[Element box records]

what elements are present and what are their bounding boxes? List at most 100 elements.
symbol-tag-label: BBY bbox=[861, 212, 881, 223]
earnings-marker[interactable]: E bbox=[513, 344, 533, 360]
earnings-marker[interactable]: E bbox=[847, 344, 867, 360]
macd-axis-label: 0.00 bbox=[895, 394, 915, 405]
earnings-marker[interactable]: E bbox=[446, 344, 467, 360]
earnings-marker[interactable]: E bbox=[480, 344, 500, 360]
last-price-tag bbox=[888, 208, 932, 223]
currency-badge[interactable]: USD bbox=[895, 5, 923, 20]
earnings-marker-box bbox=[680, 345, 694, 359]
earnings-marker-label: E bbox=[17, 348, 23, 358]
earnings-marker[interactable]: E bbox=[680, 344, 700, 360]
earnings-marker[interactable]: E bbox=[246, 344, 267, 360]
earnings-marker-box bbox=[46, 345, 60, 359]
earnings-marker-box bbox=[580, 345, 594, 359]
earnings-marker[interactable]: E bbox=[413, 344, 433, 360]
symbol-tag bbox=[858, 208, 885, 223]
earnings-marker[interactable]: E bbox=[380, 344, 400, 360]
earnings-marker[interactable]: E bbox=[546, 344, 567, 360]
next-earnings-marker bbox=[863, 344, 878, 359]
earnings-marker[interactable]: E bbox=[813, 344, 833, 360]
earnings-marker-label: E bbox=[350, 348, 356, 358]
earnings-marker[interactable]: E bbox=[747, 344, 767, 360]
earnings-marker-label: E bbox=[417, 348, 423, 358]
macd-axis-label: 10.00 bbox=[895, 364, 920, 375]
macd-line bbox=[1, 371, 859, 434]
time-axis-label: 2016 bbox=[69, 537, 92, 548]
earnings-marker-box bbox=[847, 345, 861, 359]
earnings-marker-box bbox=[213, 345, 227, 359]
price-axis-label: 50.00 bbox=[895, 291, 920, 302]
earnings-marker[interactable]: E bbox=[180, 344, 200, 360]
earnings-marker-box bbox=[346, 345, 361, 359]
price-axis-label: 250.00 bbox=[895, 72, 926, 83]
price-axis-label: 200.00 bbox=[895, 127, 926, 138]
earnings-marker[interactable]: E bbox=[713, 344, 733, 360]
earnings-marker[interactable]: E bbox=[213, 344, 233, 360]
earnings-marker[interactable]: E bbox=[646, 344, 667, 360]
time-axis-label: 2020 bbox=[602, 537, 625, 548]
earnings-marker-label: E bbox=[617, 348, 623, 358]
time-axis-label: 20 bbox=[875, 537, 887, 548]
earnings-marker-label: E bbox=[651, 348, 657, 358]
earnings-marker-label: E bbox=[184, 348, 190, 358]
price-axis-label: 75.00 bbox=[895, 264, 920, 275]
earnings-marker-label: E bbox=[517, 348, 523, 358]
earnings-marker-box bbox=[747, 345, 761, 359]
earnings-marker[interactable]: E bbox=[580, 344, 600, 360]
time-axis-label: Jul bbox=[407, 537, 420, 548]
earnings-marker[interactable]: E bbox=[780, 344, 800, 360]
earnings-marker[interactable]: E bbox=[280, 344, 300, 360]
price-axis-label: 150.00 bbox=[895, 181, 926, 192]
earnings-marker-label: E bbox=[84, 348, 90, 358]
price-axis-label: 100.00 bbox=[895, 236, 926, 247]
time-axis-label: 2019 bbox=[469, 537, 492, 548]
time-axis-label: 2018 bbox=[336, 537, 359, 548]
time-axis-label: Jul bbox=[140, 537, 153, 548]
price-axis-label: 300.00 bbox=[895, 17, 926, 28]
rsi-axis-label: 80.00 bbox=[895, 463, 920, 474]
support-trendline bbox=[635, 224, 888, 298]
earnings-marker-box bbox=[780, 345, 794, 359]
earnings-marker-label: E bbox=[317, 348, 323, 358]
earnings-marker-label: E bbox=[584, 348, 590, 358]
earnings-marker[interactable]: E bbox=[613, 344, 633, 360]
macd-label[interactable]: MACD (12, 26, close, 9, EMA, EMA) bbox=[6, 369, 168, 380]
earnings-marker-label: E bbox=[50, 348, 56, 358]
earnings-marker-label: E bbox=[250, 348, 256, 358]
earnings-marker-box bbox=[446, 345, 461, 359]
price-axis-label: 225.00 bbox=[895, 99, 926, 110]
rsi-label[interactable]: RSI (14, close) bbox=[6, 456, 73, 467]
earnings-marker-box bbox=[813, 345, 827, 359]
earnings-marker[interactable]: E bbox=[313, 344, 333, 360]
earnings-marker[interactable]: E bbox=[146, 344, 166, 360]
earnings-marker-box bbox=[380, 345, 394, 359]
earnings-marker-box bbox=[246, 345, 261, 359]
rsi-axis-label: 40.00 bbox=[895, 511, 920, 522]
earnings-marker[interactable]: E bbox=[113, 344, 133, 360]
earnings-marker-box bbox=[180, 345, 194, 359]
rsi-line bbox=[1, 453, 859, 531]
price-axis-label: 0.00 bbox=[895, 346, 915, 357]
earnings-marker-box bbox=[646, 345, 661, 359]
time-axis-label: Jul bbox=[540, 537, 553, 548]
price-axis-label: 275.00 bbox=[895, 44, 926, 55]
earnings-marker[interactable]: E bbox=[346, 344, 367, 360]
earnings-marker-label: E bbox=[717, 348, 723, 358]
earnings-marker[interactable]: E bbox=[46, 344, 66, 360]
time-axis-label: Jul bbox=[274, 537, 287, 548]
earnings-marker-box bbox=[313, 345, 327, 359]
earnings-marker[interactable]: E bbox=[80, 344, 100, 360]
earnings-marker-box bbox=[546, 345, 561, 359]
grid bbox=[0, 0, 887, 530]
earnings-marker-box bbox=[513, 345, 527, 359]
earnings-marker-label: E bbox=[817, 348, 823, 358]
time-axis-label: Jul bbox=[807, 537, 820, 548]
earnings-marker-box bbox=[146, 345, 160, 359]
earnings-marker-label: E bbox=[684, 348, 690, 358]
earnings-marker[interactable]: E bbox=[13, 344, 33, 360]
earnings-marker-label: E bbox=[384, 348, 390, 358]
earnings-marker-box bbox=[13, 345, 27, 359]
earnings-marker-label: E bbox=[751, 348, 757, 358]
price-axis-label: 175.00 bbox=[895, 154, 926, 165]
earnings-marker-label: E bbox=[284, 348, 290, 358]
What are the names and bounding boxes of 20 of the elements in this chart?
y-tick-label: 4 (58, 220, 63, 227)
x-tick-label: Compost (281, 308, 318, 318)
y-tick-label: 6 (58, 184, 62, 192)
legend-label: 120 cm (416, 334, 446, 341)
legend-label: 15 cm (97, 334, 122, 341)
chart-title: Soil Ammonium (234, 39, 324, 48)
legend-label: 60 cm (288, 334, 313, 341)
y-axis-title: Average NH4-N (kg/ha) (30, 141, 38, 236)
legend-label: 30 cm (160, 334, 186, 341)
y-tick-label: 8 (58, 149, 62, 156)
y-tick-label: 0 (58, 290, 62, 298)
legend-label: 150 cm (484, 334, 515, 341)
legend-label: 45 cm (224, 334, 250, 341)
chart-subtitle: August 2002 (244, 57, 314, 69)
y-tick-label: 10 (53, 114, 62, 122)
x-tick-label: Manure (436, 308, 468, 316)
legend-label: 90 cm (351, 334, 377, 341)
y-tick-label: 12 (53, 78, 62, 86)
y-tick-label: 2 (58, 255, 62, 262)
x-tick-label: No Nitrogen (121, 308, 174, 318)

- SET PROBLEM
Can you edit the entries above so that "interactable" is replaced with "clickable" throughout, leaving every other part unchanged?

- WORKED ANSWER
what elements are present and what are their bounding boxes? List at most 100 elements.
symbol-tag-label: BBY bbox=[861, 212, 881, 223]
earnings-marker[clickable]: E bbox=[513, 344, 533, 360]
earnings-marker[clickable]: E bbox=[847, 344, 867, 360]
macd-axis-label: 0.00 bbox=[895, 394, 915, 405]
earnings-marker[clickable]: E bbox=[446, 344, 467, 360]
earnings-marker[clickable]: E bbox=[480, 344, 500, 360]
last-price-tag bbox=[888, 208, 932, 223]
currency-badge[clickable]: USD bbox=[895, 5, 923, 20]
earnings-marker-box bbox=[680, 345, 694, 359]
earnings-marker-label: E bbox=[17, 348, 23, 358]
earnings-marker[clickable]: E bbox=[680, 344, 700, 360]
earnings-marker[clickable]: E bbox=[246, 344, 267, 360]
earnings-marker-box bbox=[46, 345, 60, 359]
earnings-marker-box bbox=[580, 345, 594, 359]
earnings-marker[clickable]: E bbox=[413, 344, 433, 360]
symbol-tag bbox=[858, 208, 885, 223]
earnings-marker[clickable]: E bbox=[380, 344, 400, 360]
earnings-marker[clickable]: E bbox=[546, 344, 567, 360]
next-earnings-marker bbox=[863, 344, 878, 359]
earnings-marker[clickable]: E bbox=[813, 344, 833, 360]
earnings-marker-label: E bbox=[350, 348, 356, 358]
earnings-marker[clickable]: E bbox=[747, 344, 767, 360]
earnings-marker-label: E bbox=[417, 348, 423, 358]
macd-axis-label: 10.00 bbox=[895, 364, 920, 375]
macd-line bbox=[1, 371, 859, 434]
time-axis-label: 2016 bbox=[69, 537, 92, 548]
earnings-marker-box bbox=[847, 345, 861, 359]
earnings-marker-box bbox=[213, 345, 227, 359]
price-axis-label: 50.00 bbox=[895, 291, 920, 302]
earnings-marker[clickable]: E bbox=[180, 344, 200, 360]
earnings-marker-box bbox=[346, 345, 361, 359]
price-axis-label: 250.00 bbox=[895, 72, 926, 83]
price-axis-label: 200.00 bbox=[895, 127, 926, 138]
earnings-marker[clickable]: E bbox=[713, 344, 733, 360]
earnings-marker[clickable]: E bbox=[213, 344, 233, 360]
earnings-marker[clickable]: E bbox=[646, 344, 667, 360]
time-axis-label: 2020 bbox=[602, 537, 625, 548]
earnings-marker-label: E bbox=[617, 348, 623, 358]
time-axis-label: 20 bbox=[875, 537, 887, 548]
earnings-marker-label: E bbox=[651, 348, 657, 358]
earnings-marker-label: E bbox=[184, 348, 190, 358]
price-axis-label: 75.00 bbox=[895, 264, 920, 275]
earnings-marker-label: E bbox=[517, 348, 523, 358]
earnings-marker-box bbox=[747, 345, 761, 359]
earnings-marker[clickable]: E bbox=[580, 344, 600, 360]
time-axis-label: Jul bbox=[407, 537, 420, 548]
earnings-marker[clickable]: E bbox=[780, 344, 800, 360]
earnings-marker[clickable]: E bbox=[280, 344, 300, 360]
price-axis-label: 150.00 bbox=[895, 181, 926, 192]
earnings-marker-label: E bbox=[84, 348, 90, 358]
price-axis-label: 100.00 bbox=[895, 236, 926, 247]
time-axis-label: 2019 bbox=[469, 537, 492, 548]
time-axis-label: 2018 bbox=[336, 537, 359, 548]
time-axis-label: Jul bbox=[140, 537, 153, 548]
price-axis-label: 300.00 bbox=[895, 17, 926, 28]
rsi-axis-label: 80.00 bbox=[895, 463, 920, 474]
support-trendline bbox=[635, 224, 888, 298]
earnings-marker-box bbox=[780, 345, 794, 359]
earnings-marker-label: E bbox=[317, 348, 323, 358]
earnings-marker-label: E bbox=[584, 348, 590, 358]
earnings-marker[clickable]: E bbox=[613, 344, 633, 360]
macd-label[clickable]: MACD (12, 26, close, 9, EMA, EMA) bbox=[6, 369, 168, 380]
earnings-marker-label: E bbox=[50, 348, 56, 358]
earnings-marker-label: E bbox=[250, 348, 256, 358]
earnings-marker-box bbox=[446, 345, 461, 359]
price-axis-label: 225.00 bbox=[895, 99, 926, 110]
rsi-label[clickable]: RSI (14, close) bbox=[6, 456, 73, 467]
earnings-marker-box bbox=[813, 345, 827, 359]
earnings-marker[clickable]: E bbox=[313, 344, 333, 360]
earnings-marker[clickable]: E bbox=[146, 344, 166, 360]
earnings-marker-box bbox=[380, 345, 394, 359]
earnings-marker-box bbox=[246, 345, 261, 359]
rsi-axis-label: 40.00 bbox=[895, 511, 920, 522]
earnings-marker[clickable]: E bbox=[113, 344, 133, 360]
earnings-marker-box bbox=[180, 345, 194, 359]
rsi-line bbox=[1, 453, 859, 531]
price-axis-label: 0.00 bbox=[895, 346, 915, 357]
earnings-marker-box bbox=[646, 345, 661, 359]
time-axis-label: Jul bbox=[540, 537, 553, 548]
price-axis-label: 275.00 bbox=[895, 44, 926, 55]
earnings-marker[clickable]: E bbox=[346, 344, 367, 360]
earnings-marker-label: E bbox=[717, 348, 723, 358]
earnings-marker[clickable]: E bbox=[46, 344, 66, 360]
time-axis-label: Jul bbox=[274, 537, 287, 548]
earnings-marker-box bbox=[313, 345, 327, 359]
earnings-marker[clickable]: E bbox=[80, 344, 100, 360]
earnings-marker-box bbox=[546, 345, 561, 359]
grid bbox=[0, 0, 887, 530]
earnings-marker-box bbox=[513, 345, 527, 359]
earnings-marker-label: E bbox=[817, 348, 823, 358]
time-axis-label: Jul bbox=[807, 537, 820, 548]
earnings-marker-box bbox=[146, 345, 160, 359]
earnings-marker-label: E bbox=[684, 348, 690, 358]
earnings-marker[clickable]: E bbox=[13, 344, 33, 360]
earnings-marker-label: E bbox=[384, 348, 390, 358]
earnings-marker-box bbox=[13, 345, 27, 359]
earnings-marker-label: E bbox=[751, 348, 757, 358]
price-axis-label: 175.00 bbox=[895, 154, 926, 165]
earnings-marker-label: E bbox=[284, 348, 290, 358]
What are the names and bounding boxes of 20 of the elements in this chart?
y-tick-label: 4 (58, 220, 63, 227)
x-tick-label: Compost (281, 308, 318, 318)
y-tick-label: 6 (58, 184, 62, 192)
legend-label: 120 cm (416, 334, 446, 341)
legend-label: 15 cm (97, 334, 122, 341)
chart-title: Soil Ammonium (234, 39, 324, 48)
legend-label: 60 cm (288, 334, 313, 341)
y-axis-title: Average NH4-N (kg/ha) (30, 141, 38, 236)
legend-label: 30 cm (160, 334, 186, 341)
y-tick-label: 8 (58, 149, 62, 156)
y-tick-label: 0 (58, 290, 62, 298)
legend-label: 150 cm (484, 334, 515, 341)
legend-label: 45 cm (224, 334, 250, 341)
chart-subtitle: August 2002 (244, 57, 314, 69)
y-tick-label: 10 (53, 114, 62, 122)
x-tick-label: Manure (436, 308, 468, 316)
legend-label: 90 cm (351, 334, 377, 341)
y-tick-label: 12 (53, 78, 62, 86)
y-tick-label: 2 (58, 255, 62, 262)
x-tick-label: No Nitrogen (121, 308, 174, 318)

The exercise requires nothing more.